Stored data:
— START —

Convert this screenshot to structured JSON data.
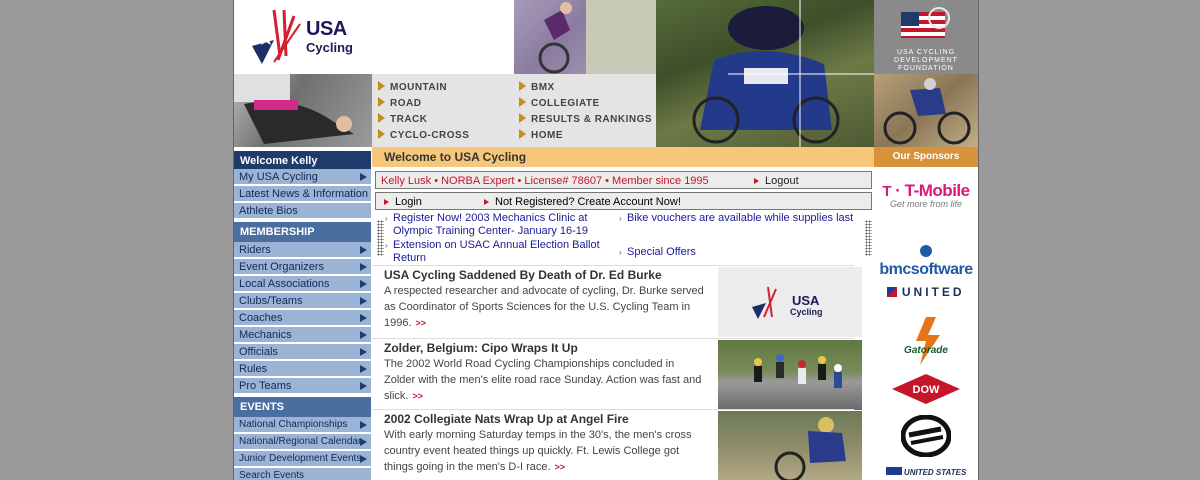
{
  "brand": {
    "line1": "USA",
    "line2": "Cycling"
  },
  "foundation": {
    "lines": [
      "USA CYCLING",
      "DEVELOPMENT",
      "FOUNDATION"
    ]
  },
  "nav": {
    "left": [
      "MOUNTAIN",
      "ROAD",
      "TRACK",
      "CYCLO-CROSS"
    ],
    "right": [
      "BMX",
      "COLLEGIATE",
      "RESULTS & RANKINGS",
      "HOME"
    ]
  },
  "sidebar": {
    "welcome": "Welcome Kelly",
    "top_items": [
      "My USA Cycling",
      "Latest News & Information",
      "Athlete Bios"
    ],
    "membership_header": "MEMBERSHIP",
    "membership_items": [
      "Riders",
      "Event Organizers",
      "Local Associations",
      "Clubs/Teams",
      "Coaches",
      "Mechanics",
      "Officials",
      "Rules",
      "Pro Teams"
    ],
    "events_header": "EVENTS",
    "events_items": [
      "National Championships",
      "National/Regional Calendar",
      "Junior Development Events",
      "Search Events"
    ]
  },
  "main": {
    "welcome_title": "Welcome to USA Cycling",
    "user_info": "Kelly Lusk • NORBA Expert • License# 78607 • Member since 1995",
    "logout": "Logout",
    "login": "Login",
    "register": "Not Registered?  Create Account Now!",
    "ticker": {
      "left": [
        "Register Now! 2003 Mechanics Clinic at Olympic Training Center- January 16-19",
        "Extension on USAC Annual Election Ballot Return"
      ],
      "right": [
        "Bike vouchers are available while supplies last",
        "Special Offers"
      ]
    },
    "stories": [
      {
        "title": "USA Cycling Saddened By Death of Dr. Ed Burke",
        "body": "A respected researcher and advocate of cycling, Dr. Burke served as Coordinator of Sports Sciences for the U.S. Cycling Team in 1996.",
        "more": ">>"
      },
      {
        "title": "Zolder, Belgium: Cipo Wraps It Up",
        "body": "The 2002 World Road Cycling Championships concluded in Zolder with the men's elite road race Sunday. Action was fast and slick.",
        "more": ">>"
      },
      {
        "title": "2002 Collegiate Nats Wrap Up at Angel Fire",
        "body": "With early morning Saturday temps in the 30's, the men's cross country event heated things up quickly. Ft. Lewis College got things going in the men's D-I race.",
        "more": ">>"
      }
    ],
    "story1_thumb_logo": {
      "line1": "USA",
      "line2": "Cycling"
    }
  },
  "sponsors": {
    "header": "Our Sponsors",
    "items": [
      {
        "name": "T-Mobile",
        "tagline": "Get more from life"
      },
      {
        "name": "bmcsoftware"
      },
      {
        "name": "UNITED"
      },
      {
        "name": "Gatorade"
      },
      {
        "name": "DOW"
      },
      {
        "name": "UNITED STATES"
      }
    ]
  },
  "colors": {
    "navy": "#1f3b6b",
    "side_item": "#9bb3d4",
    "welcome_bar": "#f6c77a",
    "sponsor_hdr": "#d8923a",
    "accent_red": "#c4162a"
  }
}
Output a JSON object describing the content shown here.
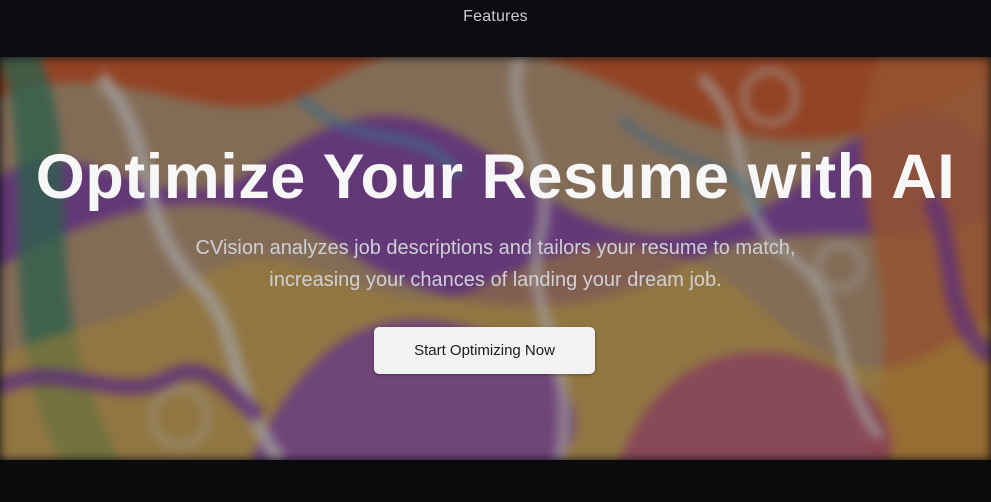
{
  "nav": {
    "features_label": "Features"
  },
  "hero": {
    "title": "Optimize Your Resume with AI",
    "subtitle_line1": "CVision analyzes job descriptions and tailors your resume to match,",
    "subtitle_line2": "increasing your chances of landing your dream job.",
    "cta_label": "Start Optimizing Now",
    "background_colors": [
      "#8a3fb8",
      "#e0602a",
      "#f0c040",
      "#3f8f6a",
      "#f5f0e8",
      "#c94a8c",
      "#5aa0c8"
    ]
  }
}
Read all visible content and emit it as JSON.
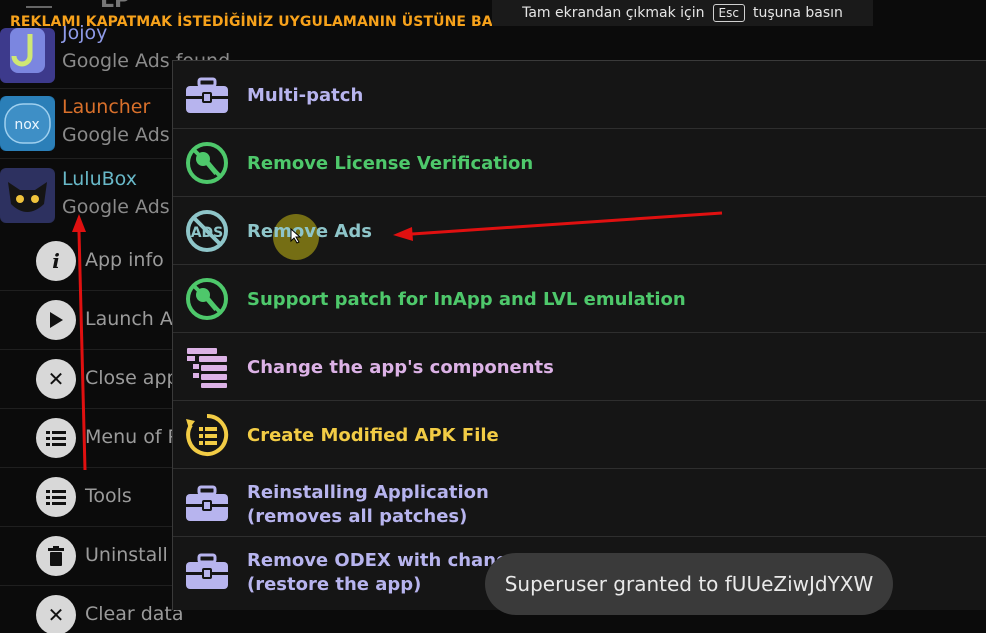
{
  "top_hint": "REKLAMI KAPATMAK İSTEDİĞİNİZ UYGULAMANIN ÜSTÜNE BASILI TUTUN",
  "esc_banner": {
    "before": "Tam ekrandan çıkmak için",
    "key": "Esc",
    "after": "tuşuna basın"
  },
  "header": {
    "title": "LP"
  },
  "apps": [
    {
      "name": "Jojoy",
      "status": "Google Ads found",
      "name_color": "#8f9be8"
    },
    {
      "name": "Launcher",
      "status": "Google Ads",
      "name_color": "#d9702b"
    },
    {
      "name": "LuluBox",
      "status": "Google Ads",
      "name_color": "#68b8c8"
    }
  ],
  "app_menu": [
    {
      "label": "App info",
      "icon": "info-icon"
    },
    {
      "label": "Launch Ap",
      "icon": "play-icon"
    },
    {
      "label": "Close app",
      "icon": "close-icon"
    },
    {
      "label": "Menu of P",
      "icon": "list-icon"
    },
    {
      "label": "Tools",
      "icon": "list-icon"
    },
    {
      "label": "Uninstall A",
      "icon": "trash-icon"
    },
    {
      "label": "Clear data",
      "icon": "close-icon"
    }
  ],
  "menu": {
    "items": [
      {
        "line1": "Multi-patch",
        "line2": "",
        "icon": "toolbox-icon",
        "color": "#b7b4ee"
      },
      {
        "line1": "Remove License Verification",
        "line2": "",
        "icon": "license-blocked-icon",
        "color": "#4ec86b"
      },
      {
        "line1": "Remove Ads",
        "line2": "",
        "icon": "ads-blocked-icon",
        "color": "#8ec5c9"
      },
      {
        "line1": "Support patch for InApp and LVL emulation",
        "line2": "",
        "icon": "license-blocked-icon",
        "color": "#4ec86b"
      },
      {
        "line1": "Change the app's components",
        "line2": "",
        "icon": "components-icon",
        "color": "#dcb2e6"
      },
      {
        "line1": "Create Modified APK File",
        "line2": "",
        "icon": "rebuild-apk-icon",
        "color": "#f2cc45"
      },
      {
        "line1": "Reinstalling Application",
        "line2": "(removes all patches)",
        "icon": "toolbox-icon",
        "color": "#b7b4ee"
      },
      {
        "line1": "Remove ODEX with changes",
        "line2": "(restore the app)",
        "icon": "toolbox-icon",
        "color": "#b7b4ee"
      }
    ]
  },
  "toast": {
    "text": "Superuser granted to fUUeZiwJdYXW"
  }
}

— END —

▶ **Your instructions**
Locate and copy each line in the data above that includes the word "body".

▶ **Written reply**
        "body": "A respected researcher and advocate of cycling, Dr. Burke served as Coordinator of Sports Sciences for the U.S. Cycling Team in 1996.",
        "body": "The 2002 World Road Cycling Championships concluded in Zolder with the men's elite road race Sunday. Action was fast and slick.",
        "body": "With early morning Saturday temps in the 30's, the men's cross country event heated things up quickly. Ft. Lewis College got things going in the men's D-I race.",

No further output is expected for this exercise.